■ Required task: In the car forum thread below, change "paint job" to "wheels" and write out the passage that begins at "this car could" and stops after "the paint job.".

■ Passage to read:
___

500 bhp is some thing that doesnt take long for wanting more hence why i want around 600+ bhp , but after that i think thats all i will ever be able to go to unless i win the lottery lol


----------



## bayside gtr (Dec 24, 2005)

well the thing is greg if i bought this one i will own it outright and will have money to spend on upgrades including making it more power i no it will never replace a legend ut its like my dad said u no when its time to move on with a different project that no one has seen in the flesh racing,it could be exciting but only time will tell i will decide by friday this week weather to keep legend or not


----------



## chas (Sep 19, 2003)

Scottishgirl said:


> I like it  :nervous:


So do I 

Hey Lauren, long time no see, hope you're keeping well.
Here's a cpl of old pics I've dug out for you.





























Charlie.


----------



## bayside gtr (Dec 24, 2005)

any other pics it looks lovely
any pics of the owner


----------



## bayside gtr (Dec 24, 2005)

this car could possibly be in essex next week if everything goes to plan


----------



## princess skyla (Oct 11, 2007)

That is really nice love the paint job.


----------



## WillRobDon (Jul 29, 2006)

That bodykit isn't very nice.

Wheels are far too big too.

Colours nice though.


----------

___

■ Dataset content:
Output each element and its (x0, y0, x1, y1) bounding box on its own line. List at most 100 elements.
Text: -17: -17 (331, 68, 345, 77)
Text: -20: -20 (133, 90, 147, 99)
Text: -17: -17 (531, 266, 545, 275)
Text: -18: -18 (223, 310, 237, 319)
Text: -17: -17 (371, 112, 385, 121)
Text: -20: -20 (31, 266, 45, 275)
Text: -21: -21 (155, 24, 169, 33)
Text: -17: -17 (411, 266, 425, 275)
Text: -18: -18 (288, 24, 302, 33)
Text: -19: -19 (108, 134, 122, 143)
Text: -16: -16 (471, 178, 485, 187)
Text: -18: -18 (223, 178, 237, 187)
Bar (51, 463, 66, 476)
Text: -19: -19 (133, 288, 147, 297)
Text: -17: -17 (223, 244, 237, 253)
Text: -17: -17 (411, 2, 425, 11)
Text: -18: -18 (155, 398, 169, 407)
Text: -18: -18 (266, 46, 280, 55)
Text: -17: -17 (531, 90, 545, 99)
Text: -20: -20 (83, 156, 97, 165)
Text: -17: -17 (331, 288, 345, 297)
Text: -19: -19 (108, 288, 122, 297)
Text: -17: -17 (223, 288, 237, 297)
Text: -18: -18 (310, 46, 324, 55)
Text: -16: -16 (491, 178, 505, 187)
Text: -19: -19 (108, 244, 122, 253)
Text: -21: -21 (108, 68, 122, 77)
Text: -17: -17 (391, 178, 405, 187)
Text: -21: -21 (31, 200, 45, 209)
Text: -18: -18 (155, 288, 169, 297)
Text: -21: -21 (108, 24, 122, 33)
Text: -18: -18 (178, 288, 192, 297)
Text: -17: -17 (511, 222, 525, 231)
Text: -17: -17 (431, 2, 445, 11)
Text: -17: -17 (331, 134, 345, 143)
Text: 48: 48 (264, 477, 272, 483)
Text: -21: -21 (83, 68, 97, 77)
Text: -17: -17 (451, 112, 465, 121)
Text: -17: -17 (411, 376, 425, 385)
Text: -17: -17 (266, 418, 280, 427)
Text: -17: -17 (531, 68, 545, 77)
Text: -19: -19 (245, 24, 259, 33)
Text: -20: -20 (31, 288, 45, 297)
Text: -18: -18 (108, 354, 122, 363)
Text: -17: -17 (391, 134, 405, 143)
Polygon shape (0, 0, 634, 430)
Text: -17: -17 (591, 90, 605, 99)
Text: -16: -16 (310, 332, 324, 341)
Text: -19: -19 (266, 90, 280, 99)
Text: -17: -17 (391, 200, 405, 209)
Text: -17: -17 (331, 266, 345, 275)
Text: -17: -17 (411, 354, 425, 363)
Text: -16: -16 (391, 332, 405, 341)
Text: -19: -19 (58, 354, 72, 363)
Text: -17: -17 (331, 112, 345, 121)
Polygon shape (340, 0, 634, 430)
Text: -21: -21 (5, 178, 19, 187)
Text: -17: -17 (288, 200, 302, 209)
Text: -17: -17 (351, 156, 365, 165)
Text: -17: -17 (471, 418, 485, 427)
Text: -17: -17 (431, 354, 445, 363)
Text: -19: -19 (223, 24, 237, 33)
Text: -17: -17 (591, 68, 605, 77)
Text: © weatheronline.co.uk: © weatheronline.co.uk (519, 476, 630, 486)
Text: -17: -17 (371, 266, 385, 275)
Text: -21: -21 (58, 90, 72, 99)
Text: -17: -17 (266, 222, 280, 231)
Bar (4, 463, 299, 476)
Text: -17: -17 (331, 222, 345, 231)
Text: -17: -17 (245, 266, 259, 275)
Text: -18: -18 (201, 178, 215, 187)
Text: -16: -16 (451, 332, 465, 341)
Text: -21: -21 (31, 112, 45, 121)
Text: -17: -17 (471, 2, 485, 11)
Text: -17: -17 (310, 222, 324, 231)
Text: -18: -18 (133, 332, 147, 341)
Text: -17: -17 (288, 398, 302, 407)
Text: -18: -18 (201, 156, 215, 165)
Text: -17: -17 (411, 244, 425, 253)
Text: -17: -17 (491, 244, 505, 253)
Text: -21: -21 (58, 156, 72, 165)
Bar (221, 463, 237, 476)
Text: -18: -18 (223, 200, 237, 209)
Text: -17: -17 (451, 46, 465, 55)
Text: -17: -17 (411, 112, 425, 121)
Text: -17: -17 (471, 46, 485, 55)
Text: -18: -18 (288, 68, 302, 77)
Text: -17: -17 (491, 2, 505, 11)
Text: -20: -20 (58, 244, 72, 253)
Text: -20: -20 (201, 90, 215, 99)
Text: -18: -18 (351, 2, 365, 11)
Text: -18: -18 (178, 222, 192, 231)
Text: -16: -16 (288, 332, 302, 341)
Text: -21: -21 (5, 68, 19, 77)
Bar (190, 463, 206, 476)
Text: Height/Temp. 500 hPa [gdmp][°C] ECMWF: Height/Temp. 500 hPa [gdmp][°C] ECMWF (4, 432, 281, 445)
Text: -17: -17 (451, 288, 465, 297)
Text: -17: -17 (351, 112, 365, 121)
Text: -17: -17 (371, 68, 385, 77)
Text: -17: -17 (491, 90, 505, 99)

___

■ In response:
this car could possibly be in essex next week if everything goes to plan


----------



## princess skyla (Oct 11, 2007)

That is really nice love the wheels.